» Your goal:
All the data must come back unchanged, except that pictures are left out.

» Source records:
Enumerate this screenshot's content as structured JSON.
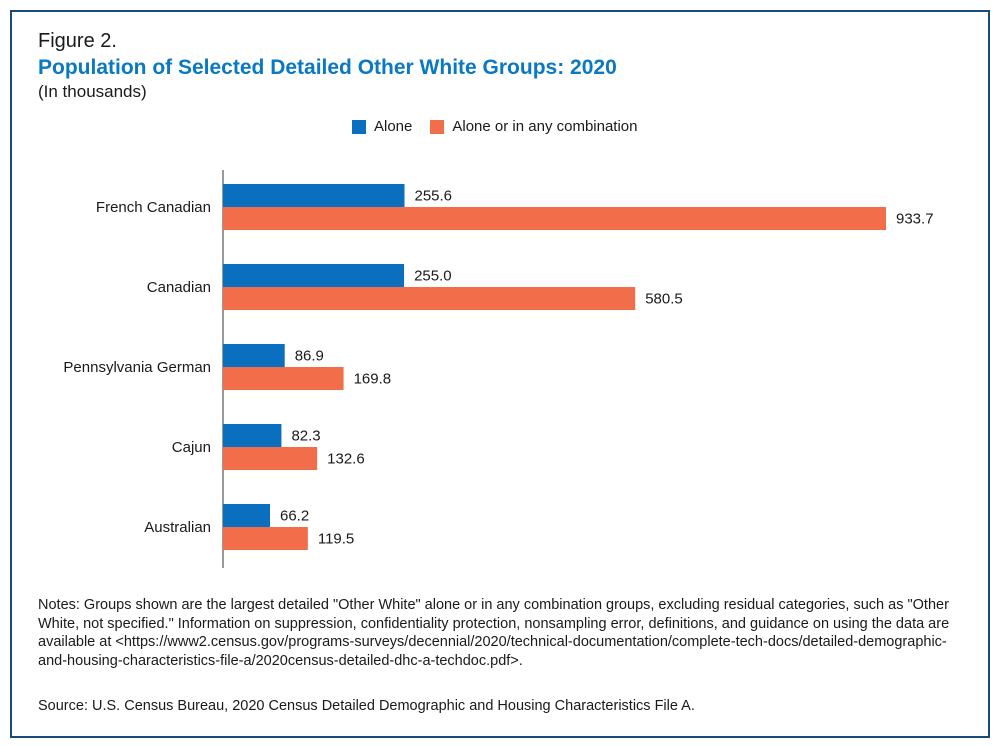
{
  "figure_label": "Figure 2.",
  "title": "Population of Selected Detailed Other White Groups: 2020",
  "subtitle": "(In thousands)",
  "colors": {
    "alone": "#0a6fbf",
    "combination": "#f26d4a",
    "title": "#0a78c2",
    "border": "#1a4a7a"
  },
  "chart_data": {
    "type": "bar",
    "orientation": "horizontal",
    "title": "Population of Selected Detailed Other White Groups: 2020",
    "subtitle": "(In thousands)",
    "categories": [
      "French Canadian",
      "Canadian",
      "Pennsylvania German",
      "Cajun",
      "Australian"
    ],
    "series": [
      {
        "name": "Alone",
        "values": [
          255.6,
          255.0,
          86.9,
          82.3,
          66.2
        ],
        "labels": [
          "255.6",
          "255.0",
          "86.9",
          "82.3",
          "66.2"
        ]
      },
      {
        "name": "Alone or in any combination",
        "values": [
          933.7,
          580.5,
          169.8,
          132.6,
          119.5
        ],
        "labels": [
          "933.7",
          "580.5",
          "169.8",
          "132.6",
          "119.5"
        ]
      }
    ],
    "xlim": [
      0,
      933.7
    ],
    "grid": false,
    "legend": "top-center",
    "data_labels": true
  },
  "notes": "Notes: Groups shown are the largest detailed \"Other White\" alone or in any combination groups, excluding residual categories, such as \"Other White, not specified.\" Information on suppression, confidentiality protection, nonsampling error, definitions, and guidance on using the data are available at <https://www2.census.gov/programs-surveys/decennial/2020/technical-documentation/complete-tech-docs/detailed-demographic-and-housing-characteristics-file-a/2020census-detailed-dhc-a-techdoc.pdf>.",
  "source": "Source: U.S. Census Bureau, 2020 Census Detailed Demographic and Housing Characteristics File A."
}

» The reply:
Enumerate this screenshot's content as structured JSON.
{
  "figure_label": "Figure 2.",
  "title": "Population of Selected Detailed Other White Groups: 2020",
  "subtitle": "(In thousands)",
  "colors": {
    "alone": "#0a6fbf",
    "combination": "#f26d4a",
    "title": "#0a78c2",
    "border": "#1a4a7a"
  },
  "chart_data": {
    "type": "bar",
    "orientation": "horizontal",
    "title": "Population of Selected Detailed Other White Groups: 2020",
    "subtitle": "(In thousands)",
    "categories": [
      "French Canadian",
      "Canadian",
      "Pennsylvania German",
      "Cajun",
      "Australian"
    ],
    "series": [
      {
        "name": "Alone",
        "values": [
          255.6,
          255.0,
          86.9,
          82.3,
          66.2
        ],
        "labels": [
          "255.6",
          "255.0",
          "86.9",
          "82.3",
          "66.2"
        ]
      },
      {
        "name": "Alone or in any combination",
        "values": [
          933.7,
          580.5,
          169.8,
          132.6,
          119.5
        ],
        "labels": [
          "933.7",
          "580.5",
          "169.8",
          "132.6",
          "119.5"
        ]
      }
    ],
    "xlim": [
      0,
      933.7
    ],
    "grid": false,
    "legend": "top-center",
    "data_labels": true
  },
  "notes": "Notes: Groups shown are the largest detailed \"Other White\" alone or in any combination groups, excluding residual categories, such as \"Other White, not specified.\" Information on suppression, confidentiality protection, nonsampling error, definitions, and guidance on using the data are available at <https://www2.census.gov/programs-surveys/decennial/2020/technical-documentation/complete-tech-docs/detailed-demographic-and-housing-characteristics-file-a/2020census-detailed-dhc-a-techdoc.pdf>.",
  "source": "Source: U.S. Census Bureau, 2020 Census Detailed Demographic and Housing Characteristics File A."
}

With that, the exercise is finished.